[Structured figure records]
────────────────────────────────────────

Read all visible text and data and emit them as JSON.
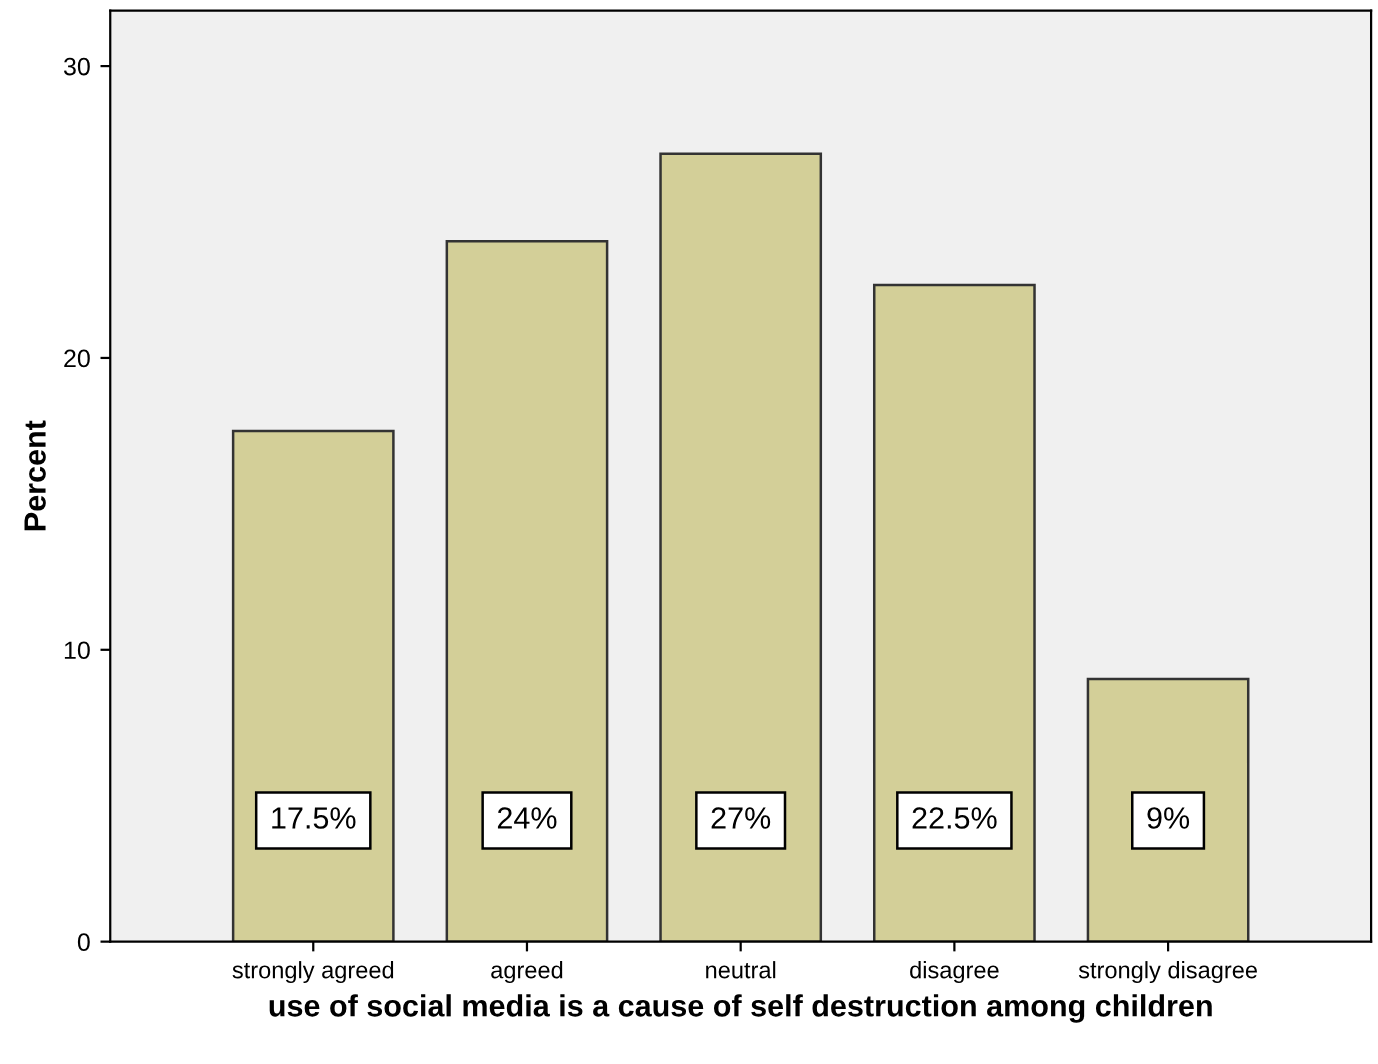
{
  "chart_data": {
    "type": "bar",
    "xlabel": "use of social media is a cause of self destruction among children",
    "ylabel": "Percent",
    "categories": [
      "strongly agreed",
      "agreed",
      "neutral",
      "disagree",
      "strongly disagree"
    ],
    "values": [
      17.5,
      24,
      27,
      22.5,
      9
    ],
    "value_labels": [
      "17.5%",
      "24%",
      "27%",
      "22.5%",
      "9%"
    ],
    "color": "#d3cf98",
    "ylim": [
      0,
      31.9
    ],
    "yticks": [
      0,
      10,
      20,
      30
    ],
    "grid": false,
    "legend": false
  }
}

────────────────────────────────────────

Find each line that has the word "strongly", then copy it out.

      "strongly agreed",
      "strongly disagree"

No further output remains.